■ Your objective ■
Give every line from the entries that contains "trình".

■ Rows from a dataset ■
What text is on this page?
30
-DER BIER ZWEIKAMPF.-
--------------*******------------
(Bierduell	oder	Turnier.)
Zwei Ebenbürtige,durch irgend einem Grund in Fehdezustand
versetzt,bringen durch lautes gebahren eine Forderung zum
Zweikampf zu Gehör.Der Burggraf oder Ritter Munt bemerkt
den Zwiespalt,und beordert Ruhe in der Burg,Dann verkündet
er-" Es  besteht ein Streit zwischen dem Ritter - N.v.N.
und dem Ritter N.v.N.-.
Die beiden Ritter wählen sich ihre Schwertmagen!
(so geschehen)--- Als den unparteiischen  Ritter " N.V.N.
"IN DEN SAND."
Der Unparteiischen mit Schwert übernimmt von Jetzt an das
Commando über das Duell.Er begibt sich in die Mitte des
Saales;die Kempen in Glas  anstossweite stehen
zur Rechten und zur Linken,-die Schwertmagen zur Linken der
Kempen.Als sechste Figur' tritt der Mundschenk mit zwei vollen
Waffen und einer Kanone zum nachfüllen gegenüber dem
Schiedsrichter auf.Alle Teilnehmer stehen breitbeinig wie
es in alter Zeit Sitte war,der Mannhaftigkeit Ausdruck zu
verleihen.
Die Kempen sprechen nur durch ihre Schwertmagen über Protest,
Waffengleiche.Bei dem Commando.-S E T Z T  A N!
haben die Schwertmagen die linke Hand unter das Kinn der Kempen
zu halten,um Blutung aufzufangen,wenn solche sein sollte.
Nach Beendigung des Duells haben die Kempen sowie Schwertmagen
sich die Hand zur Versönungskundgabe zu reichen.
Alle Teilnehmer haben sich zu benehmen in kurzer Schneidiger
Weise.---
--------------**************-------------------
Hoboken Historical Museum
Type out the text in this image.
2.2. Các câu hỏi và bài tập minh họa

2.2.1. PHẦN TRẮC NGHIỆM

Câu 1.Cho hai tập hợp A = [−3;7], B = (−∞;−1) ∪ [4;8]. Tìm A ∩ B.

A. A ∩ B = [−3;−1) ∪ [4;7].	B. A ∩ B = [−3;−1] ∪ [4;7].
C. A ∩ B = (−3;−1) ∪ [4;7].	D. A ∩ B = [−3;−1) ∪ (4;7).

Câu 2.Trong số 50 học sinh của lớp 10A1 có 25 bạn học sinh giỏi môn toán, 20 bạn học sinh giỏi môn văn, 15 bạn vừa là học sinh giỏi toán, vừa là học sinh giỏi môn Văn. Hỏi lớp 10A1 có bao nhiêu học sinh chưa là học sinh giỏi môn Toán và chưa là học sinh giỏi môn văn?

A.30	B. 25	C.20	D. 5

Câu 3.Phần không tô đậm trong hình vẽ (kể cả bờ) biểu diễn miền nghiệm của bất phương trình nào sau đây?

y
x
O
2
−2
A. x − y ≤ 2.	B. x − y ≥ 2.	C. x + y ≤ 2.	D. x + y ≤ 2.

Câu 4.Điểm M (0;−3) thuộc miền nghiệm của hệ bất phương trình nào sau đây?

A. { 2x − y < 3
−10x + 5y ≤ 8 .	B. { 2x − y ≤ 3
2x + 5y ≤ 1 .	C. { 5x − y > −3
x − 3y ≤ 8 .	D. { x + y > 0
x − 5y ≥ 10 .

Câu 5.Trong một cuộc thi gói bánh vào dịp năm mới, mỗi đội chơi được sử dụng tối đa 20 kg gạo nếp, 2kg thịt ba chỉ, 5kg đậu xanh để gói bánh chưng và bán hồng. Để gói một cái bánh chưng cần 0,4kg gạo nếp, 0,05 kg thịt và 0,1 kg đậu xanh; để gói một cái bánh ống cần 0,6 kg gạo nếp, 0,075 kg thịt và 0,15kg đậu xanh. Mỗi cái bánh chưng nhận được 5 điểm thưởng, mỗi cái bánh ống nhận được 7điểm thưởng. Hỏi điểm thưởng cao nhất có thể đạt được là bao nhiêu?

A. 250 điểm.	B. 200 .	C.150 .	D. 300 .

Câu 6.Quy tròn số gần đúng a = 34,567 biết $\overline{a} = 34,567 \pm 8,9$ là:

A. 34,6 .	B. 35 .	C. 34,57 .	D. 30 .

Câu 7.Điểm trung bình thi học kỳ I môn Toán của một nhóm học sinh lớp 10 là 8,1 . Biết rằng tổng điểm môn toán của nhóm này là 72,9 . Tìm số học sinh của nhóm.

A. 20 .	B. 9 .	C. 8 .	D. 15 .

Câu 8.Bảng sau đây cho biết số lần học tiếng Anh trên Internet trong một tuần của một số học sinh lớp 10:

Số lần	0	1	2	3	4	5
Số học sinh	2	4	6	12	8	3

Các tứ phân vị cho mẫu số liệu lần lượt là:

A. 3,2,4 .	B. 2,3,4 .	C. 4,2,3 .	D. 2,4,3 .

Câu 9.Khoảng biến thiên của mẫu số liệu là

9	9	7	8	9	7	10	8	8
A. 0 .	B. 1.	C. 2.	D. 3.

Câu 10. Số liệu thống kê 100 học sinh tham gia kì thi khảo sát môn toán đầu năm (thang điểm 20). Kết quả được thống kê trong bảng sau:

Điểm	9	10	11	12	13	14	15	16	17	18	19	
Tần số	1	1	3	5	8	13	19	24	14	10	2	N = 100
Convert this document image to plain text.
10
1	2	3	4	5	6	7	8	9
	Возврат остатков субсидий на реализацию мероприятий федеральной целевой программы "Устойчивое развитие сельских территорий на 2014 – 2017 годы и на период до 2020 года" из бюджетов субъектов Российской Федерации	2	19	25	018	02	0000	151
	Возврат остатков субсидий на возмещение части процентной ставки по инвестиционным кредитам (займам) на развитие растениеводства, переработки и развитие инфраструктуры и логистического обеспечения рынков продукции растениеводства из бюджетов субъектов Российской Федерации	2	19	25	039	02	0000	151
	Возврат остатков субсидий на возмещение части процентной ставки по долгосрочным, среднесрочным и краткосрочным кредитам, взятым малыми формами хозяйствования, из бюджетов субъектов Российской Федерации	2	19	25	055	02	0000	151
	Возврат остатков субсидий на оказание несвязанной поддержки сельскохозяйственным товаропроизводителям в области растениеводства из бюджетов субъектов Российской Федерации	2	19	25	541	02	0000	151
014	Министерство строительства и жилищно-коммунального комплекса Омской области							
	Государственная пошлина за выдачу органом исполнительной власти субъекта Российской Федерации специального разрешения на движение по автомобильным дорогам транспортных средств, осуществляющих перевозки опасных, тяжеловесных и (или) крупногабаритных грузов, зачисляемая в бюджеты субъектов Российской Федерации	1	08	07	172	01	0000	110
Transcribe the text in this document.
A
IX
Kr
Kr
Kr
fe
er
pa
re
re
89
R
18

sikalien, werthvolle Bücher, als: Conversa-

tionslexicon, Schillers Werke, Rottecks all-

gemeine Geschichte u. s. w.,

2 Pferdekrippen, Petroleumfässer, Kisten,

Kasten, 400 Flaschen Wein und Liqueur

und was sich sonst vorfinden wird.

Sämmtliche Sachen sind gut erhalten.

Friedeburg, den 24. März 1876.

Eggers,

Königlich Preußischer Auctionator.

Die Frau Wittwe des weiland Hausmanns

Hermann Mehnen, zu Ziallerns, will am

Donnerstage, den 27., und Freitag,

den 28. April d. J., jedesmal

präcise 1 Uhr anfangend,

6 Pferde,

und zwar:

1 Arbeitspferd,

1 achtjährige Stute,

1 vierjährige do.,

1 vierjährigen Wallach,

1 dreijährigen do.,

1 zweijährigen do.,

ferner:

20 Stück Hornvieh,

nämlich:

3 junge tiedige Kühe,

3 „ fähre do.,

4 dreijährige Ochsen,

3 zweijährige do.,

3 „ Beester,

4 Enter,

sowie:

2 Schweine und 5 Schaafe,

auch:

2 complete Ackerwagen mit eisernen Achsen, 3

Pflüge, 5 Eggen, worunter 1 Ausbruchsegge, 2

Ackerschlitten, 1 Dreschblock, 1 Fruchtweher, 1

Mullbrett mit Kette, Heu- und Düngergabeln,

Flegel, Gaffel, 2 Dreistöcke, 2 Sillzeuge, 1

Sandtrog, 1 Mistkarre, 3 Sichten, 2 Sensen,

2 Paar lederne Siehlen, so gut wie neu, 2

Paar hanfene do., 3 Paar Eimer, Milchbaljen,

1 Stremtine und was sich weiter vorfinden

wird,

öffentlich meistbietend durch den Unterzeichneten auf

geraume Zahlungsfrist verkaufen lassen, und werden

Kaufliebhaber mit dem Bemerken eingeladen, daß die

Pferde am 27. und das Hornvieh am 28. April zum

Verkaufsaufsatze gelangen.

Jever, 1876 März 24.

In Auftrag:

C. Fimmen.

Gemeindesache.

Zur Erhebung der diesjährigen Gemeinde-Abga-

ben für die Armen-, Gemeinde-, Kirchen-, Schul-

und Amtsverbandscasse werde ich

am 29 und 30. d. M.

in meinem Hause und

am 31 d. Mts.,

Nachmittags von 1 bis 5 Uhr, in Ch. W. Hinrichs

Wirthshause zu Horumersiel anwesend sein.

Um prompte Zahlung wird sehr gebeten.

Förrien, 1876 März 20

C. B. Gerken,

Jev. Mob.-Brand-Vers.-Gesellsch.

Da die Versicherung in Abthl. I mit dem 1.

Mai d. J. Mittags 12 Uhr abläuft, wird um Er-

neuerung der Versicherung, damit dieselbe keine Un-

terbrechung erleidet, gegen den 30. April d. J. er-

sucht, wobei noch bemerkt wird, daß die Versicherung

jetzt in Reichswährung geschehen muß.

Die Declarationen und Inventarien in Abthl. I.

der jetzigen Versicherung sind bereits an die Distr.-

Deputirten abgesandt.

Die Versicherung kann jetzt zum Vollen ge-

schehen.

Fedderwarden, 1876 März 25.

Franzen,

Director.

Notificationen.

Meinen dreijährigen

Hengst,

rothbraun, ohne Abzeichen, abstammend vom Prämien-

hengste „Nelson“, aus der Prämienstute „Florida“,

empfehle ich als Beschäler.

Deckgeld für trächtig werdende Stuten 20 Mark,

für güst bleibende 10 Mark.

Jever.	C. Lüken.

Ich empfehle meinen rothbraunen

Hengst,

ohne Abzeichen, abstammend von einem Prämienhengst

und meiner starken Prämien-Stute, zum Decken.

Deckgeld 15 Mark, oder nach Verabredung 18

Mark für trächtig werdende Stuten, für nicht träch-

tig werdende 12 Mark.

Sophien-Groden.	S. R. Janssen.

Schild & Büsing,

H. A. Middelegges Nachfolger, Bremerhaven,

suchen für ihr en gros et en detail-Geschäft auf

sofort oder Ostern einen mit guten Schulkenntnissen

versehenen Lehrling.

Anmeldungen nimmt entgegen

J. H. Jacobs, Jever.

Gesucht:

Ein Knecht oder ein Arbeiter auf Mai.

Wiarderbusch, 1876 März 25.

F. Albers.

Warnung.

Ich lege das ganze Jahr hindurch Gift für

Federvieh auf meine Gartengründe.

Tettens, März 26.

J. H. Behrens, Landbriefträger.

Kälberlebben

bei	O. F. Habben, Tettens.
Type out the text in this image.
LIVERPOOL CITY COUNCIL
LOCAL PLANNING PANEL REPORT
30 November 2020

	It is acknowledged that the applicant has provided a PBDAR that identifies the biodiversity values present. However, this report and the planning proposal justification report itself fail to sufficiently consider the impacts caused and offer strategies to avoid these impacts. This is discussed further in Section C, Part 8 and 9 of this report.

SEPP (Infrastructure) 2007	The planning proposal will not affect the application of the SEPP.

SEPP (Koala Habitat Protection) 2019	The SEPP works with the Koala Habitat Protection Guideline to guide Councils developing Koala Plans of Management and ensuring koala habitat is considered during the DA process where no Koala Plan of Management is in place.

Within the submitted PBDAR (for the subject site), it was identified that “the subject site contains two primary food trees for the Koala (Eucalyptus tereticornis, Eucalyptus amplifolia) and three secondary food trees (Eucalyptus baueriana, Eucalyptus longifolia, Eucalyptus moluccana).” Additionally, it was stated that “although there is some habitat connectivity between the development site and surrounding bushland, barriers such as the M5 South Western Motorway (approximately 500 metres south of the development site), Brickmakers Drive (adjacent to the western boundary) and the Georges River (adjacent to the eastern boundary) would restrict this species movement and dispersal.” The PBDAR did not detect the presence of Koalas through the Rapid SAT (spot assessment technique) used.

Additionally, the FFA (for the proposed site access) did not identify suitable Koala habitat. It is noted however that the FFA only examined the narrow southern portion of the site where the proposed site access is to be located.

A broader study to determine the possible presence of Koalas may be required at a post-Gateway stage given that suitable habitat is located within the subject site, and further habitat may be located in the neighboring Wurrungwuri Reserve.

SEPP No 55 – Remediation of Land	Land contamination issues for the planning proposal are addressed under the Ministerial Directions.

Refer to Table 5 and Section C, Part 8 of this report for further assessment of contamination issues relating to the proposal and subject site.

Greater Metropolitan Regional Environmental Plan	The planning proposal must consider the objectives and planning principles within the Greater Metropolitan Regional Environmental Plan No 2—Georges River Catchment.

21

■ Completed exercise ■
Câu 3.Phần không tô đậm trong hình vẽ (kể cả bờ) biểu diễn miền nghiệm của bất phương trình nào sau đây?
Câu 4.Điểm M (0;−3) thuộc miền nghiệm của hệ bất phương trình nào sau đây?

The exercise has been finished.